Dataset records:
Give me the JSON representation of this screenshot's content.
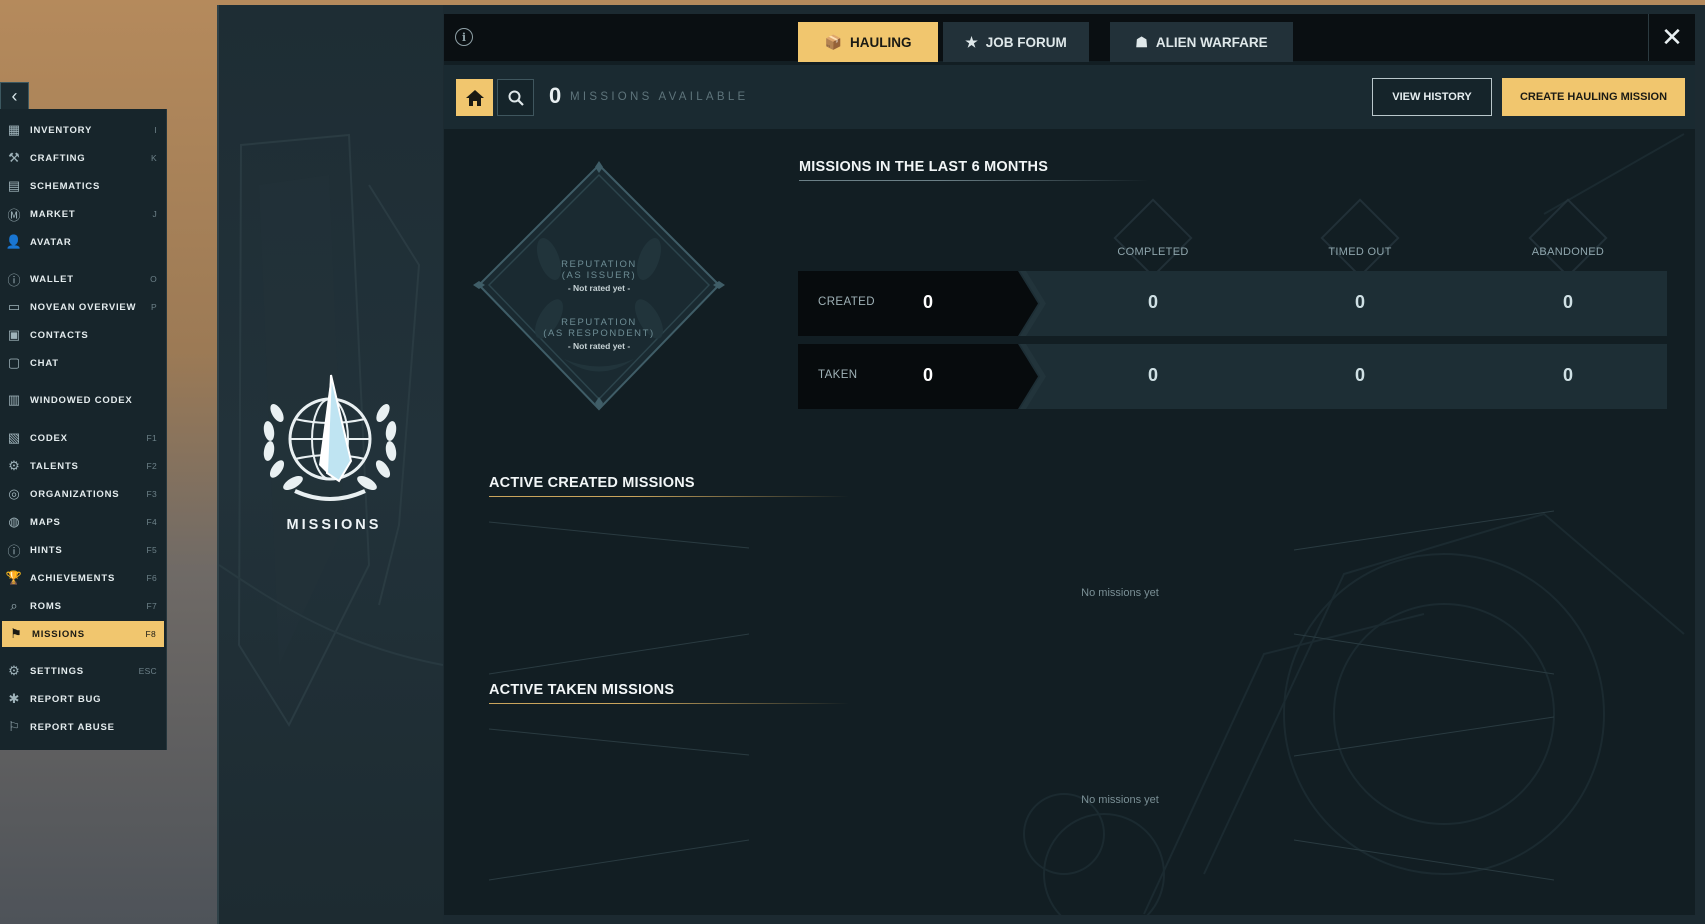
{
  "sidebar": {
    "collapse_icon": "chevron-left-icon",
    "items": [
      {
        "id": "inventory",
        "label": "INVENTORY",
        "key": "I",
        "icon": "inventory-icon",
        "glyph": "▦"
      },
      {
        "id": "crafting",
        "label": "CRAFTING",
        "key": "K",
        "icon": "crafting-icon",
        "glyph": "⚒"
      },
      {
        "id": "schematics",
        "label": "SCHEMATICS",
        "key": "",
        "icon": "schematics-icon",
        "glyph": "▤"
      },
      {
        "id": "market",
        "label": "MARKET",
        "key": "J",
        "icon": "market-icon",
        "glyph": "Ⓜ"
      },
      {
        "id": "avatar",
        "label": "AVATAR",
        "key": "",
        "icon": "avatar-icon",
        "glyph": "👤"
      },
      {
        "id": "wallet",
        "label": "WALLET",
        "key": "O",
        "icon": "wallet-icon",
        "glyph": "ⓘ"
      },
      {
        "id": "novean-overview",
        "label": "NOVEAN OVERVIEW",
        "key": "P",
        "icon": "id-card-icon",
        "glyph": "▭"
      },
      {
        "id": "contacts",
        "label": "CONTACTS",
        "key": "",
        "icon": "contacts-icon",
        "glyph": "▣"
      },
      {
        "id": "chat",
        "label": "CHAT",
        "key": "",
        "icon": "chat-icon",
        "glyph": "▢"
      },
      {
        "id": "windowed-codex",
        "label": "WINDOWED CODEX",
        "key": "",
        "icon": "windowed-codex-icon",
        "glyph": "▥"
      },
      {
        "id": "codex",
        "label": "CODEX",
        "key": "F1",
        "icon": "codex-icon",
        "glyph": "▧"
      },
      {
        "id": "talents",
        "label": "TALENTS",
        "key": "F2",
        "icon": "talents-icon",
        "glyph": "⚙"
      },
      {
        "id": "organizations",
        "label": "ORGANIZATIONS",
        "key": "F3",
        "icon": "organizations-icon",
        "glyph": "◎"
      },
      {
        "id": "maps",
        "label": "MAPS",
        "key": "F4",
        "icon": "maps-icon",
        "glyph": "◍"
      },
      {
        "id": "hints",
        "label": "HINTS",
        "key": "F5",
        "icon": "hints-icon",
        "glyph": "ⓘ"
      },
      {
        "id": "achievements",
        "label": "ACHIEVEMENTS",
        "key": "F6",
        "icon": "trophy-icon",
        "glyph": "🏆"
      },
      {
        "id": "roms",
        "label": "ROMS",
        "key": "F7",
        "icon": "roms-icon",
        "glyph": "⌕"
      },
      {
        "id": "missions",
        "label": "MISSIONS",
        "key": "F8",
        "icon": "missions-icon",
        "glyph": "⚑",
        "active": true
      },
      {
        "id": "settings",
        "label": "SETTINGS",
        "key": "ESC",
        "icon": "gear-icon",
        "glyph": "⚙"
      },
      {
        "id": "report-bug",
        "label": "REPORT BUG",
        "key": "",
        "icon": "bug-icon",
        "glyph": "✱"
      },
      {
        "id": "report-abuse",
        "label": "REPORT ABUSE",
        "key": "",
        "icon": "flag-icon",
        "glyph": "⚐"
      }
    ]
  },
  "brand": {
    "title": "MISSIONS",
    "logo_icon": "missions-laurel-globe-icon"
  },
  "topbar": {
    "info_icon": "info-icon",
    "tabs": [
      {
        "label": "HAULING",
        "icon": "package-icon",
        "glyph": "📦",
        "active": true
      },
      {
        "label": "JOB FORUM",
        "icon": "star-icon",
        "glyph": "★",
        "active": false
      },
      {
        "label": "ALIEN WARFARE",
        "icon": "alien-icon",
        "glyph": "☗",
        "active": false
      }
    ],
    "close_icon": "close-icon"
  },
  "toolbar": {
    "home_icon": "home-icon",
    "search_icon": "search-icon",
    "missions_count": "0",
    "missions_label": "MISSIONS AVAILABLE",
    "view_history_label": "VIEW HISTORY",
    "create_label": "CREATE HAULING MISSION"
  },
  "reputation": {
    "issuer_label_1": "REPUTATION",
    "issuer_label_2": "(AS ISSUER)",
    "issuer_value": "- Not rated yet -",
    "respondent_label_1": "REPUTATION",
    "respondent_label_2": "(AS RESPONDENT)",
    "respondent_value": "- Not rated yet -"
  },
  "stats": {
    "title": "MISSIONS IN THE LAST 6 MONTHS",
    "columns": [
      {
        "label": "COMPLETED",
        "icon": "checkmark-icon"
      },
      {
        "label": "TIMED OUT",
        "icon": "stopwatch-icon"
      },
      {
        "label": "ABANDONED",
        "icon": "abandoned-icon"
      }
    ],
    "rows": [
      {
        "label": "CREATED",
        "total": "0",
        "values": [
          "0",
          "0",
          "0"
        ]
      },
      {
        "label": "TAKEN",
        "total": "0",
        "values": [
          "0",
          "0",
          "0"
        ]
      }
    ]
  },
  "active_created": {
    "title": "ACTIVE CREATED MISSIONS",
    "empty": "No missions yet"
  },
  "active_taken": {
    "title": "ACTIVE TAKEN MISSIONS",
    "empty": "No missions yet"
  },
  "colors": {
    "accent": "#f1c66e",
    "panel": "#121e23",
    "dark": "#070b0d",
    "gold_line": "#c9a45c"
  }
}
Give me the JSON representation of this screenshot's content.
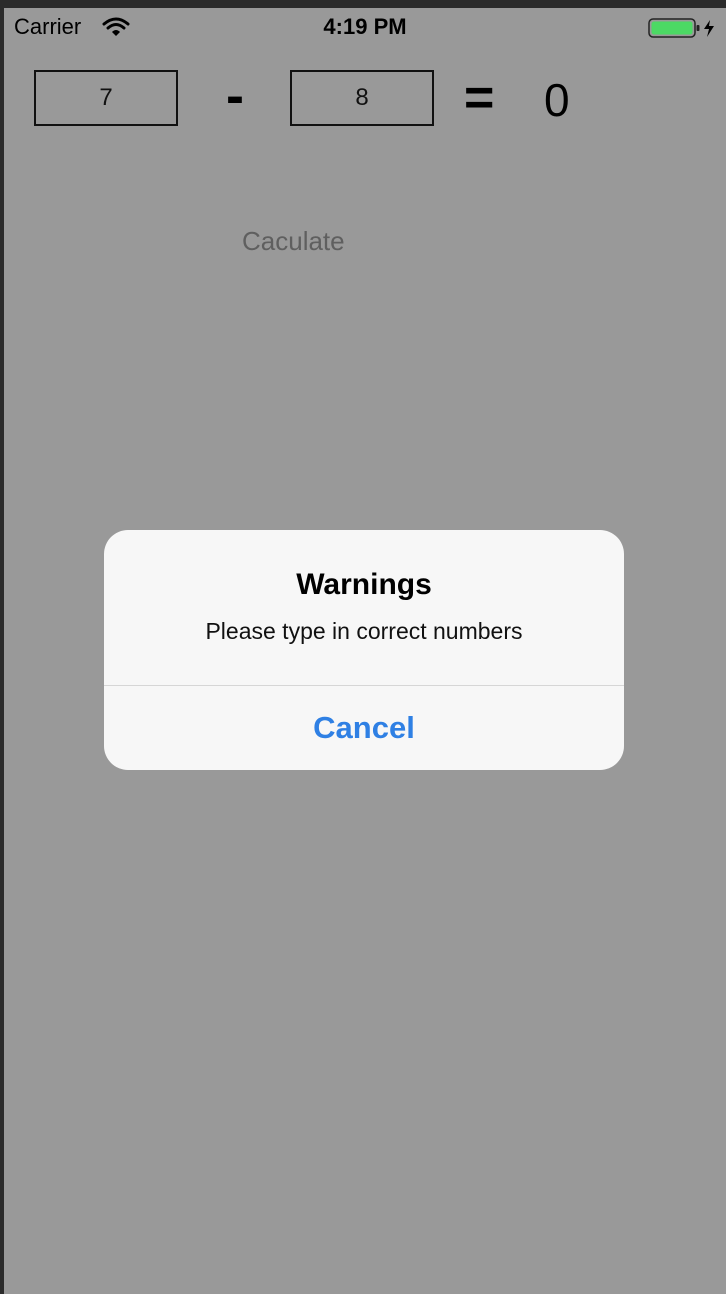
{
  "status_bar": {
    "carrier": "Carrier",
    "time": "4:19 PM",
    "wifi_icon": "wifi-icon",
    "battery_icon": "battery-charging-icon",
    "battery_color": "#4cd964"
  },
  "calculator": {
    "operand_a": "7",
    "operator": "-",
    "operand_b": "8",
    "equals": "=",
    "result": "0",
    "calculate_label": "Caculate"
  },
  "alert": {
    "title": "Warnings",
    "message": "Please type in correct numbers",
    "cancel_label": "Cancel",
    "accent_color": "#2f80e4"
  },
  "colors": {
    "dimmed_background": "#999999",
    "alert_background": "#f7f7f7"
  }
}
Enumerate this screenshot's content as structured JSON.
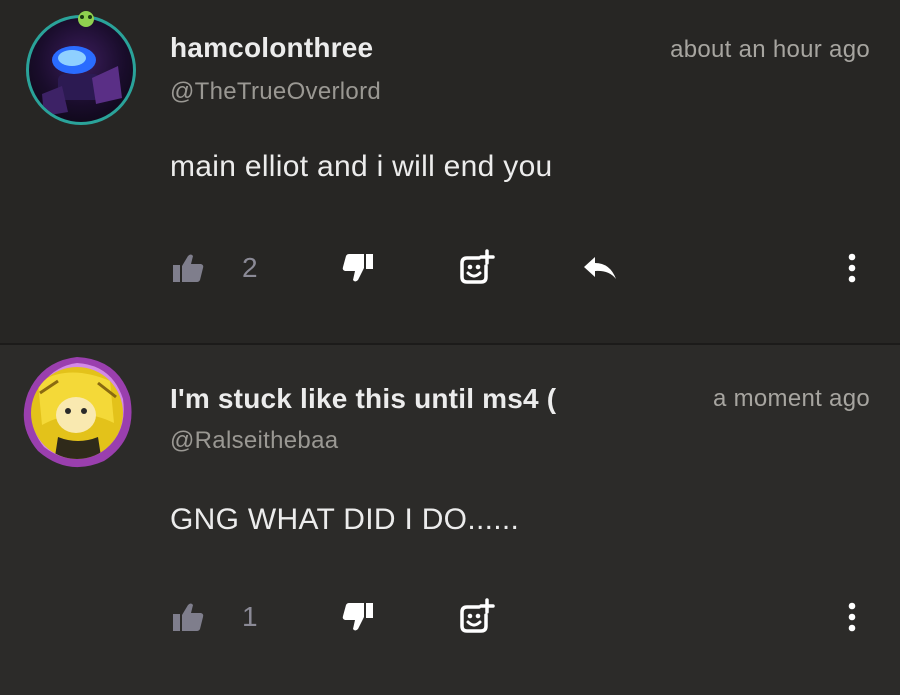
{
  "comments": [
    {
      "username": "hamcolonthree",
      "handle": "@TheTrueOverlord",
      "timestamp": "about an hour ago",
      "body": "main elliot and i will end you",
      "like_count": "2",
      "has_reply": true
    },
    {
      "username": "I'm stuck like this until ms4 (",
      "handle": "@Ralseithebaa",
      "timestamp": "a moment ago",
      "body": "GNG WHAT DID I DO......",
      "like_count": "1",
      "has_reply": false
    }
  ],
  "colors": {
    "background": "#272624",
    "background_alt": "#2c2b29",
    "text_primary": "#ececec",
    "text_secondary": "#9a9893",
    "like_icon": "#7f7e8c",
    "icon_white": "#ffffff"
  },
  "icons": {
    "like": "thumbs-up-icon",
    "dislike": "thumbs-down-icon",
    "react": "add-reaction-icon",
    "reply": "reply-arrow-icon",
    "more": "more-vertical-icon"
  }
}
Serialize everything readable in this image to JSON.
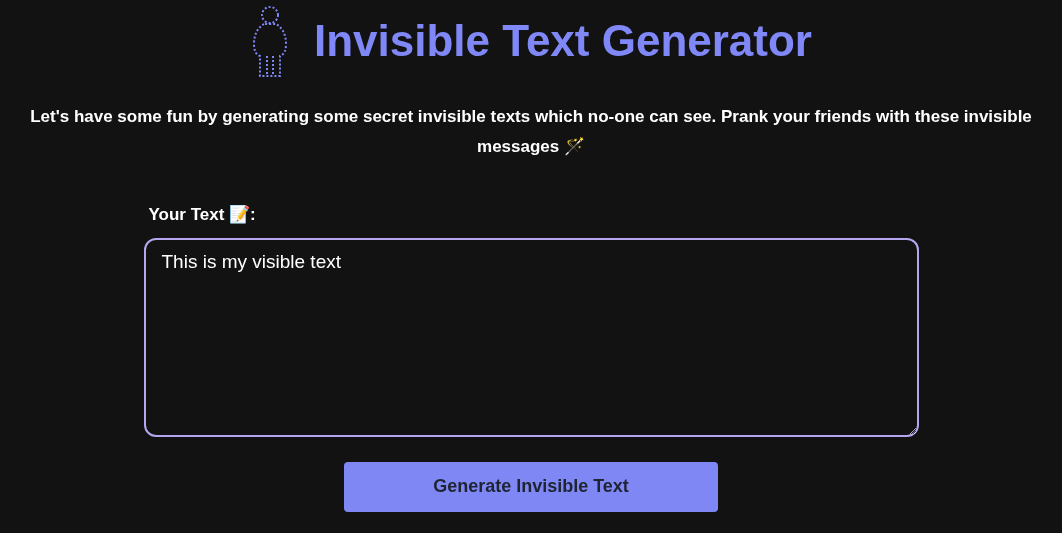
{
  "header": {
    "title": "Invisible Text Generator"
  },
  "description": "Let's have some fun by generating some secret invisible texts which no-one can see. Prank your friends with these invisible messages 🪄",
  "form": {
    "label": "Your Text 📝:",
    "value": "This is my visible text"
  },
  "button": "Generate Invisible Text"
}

__Do this__
Copy all the entries word for word. Omit any pictures.

__Full response__
Give me the JSON representation of this screenshot's content.
{
  "sidebar": {
    "collapse_icon": "chevron-left-icon",
    "items": [
      {
        "id": "inventory",
        "label": "INVENTORY",
        "key": "I",
        "icon": "inventory-icon",
        "glyph": "▦"
      },
      {
        "id": "crafting",
        "label": "CRAFTING",
        "key": "K",
        "icon": "crafting-icon",
        "glyph": "⚒"
      },
      {
        "id": "schematics",
        "label": "SCHEMATICS",
        "key": "",
        "icon": "schematics-icon",
        "glyph": "▤"
      },
      {
        "id": "market",
        "label": "MARKET",
        "key": "J",
        "icon": "market-icon",
        "glyph": "Ⓜ"
      },
      {
        "id": "avatar",
        "label": "AVATAR",
        "key": "",
        "icon": "avatar-icon",
        "glyph": "👤"
      },
      {
        "id": "wallet",
        "label": "WALLET",
        "key": "O",
        "icon": "wallet-icon",
        "glyph": "ⓘ"
      },
      {
        "id": "novean-overview",
        "label": "NOVEAN OVERVIEW",
        "key": "P",
        "icon": "id-card-icon",
        "glyph": "▭"
      },
      {
        "id": "contacts",
        "label": "CONTACTS",
        "key": "",
        "icon": "contacts-icon",
        "glyph": "▣"
      },
      {
        "id": "chat",
        "label": "CHAT",
        "key": "",
        "icon": "chat-icon",
        "glyph": "▢"
      },
      {
        "id": "windowed-codex",
        "label": "WINDOWED CODEX",
        "key": "",
        "icon": "windowed-codex-icon",
        "glyph": "▥"
      },
      {
        "id": "codex",
        "label": "CODEX",
        "key": "F1",
        "icon": "codex-icon",
        "glyph": "▧"
      },
      {
        "id": "talents",
        "label": "TALENTS",
        "key": "F2",
        "icon": "talents-icon",
        "glyph": "⚙"
      },
      {
        "id": "organizations",
        "label": "ORGANIZATIONS",
        "key": "F3",
        "icon": "organizations-icon",
        "glyph": "◎"
      },
      {
        "id": "maps",
        "label": "MAPS",
        "key": "F4",
        "icon": "maps-icon",
        "glyph": "◍"
      },
      {
        "id": "hints",
        "label": "HINTS",
        "key": "F5",
        "icon": "hints-icon",
        "glyph": "ⓘ"
      },
      {
        "id": "achievements",
        "label": "ACHIEVEMENTS",
        "key": "F6",
        "icon": "trophy-icon",
        "glyph": "🏆"
      },
      {
        "id": "roms",
        "label": "ROMS",
        "key": "F7",
        "icon": "roms-icon",
        "glyph": "⌕"
      },
      {
        "id": "missions",
        "label": "MISSIONS",
        "key": "F8",
        "icon": "missions-icon",
        "glyph": "⚑",
        "active": true
      },
      {
        "id": "settings",
        "label": "SETTINGS",
        "key": "ESC",
        "icon": "gear-icon",
        "glyph": "⚙"
      },
      {
        "id": "report-bug",
        "label": "REPORT BUG",
        "key": "",
        "icon": "bug-icon",
        "glyph": "✱"
      },
      {
        "id": "report-abuse",
        "label": "REPORT ABUSE",
        "key": "",
        "icon": "flag-icon",
        "glyph": "⚐"
      }
    ]
  },
  "brand": {
    "title": "MISSIONS",
    "logo_icon": "missions-laurel-globe-icon"
  },
  "topbar": {
    "info_icon": "info-icon",
    "tabs": [
      {
        "label": "HAULING",
        "icon": "package-icon",
        "glyph": "📦",
        "active": true
      },
      {
        "label": "JOB FORUM",
        "icon": "star-icon",
        "glyph": "★",
        "active": false
      },
      {
        "label": "ALIEN WARFARE",
        "icon": "alien-icon",
        "glyph": "☗",
        "active": false
      }
    ],
    "close_icon": "close-icon"
  },
  "toolbar": {
    "home_icon": "home-icon",
    "search_icon": "search-icon",
    "missions_count": "0",
    "missions_label": "MISSIONS AVAILABLE",
    "view_history_label": "VIEW HISTORY",
    "create_label": "CREATE HAULING MISSION"
  },
  "reputation": {
    "issuer_label_1": "REPUTATION",
    "issuer_label_2": "(AS ISSUER)",
    "issuer_value": "- Not rated yet -",
    "respondent_label_1": "REPUTATION",
    "respondent_label_2": "(AS RESPONDENT)",
    "respondent_value": "- Not rated yet -"
  },
  "stats": {
    "title": "MISSIONS IN THE LAST 6 MONTHS",
    "columns": [
      {
        "label": "COMPLETED",
        "icon": "checkmark-icon"
      },
      {
        "label": "TIMED OUT",
        "icon": "stopwatch-icon"
      },
      {
        "label": "ABANDONED",
        "icon": "abandoned-icon"
      }
    ],
    "rows": [
      {
        "label": "CREATED",
        "total": "0",
        "values": [
          "0",
          "0",
          "0"
        ]
      },
      {
        "label": "TAKEN",
        "total": "0",
        "values": [
          "0",
          "0",
          "0"
        ]
      }
    ]
  },
  "active_created": {
    "title": "ACTIVE CREATED MISSIONS",
    "empty": "No missions yet"
  },
  "active_taken": {
    "title": "ACTIVE TAKEN MISSIONS",
    "empty": "No missions yet"
  },
  "colors": {
    "accent": "#f1c66e",
    "panel": "#121e23",
    "dark": "#070b0d",
    "gold_line": "#c9a45c"
  }
}
Give me the JSON representation of this screenshot's content.
{
  "status_bar": {
    "carrier": "Carrier",
    "time": "4:19 PM",
    "wifi_icon": "wifi-icon",
    "battery_icon": "battery-charging-icon",
    "battery_color": "#4cd964"
  },
  "calculator": {
    "operand_a": "7",
    "operator": "-",
    "operand_b": "8",
    "equals": "=",
    "result": "0",
    "calculate_label": "Caculate"
  },
  "alert": {
    "title": "Warnings",
    "message": "Please type in correct numbers",
    "cancel_label": "Cancel",
    "accent_color": "#2f80e4"
  },
  "colors": {
    "dimmed_background": "#999999",
    "alert_background": "#f7f7f7"
  }
}
Enumerate this screenshot's content as structured JSON.
{
  "comments": [
    {
      "username": "hamcolonthree",
      "handle": "@TheTrueOverlord",
      "timestamp": "about an hour ago",
      "body": "main elliot and i will end you",
      "like_count": "2",
      "has_reply": true
    },
    {
      "username": "I'm stuck like this until ms4 (",
      "handle": "@Ralseithebaa",
      "timestamp": "a moment ago",
      "body": "GNG WHAT DID I DO......",
      "like_count": "1",
      "has_reply": false
    }
  ],
  "colors": {
    "background": "#272624",
    "background_alt": "#2c2b29",
    "text_primary": "#ececec",
    "text_secondary": "#9a9893",
    "like_icon": "#7f7e8c",
    "icon_white": "#ffffff"
  },
  "icons": {
    "like": "thumbs-up-icon",
    "dislike": "thumbs-down-icon",
    "react": "add-reaction-icon",
    "reply": "reply-arrow-icon",
    "more": "more-vertical-icon"
  }
}
Serialize everything readable in this image to JSON.
{
  "header": {
    "title": "Invisible Text Generator"
  },
  "description": "Let's have some fun by generating some secret invisible texts which no-one can see. Prank your friends with these invisible messages 🪄",
  "form": {
    "label": "Your Text 📝:",
    "value": "This is my visible text"
  },
  "button": "Generate Invisible Text"
}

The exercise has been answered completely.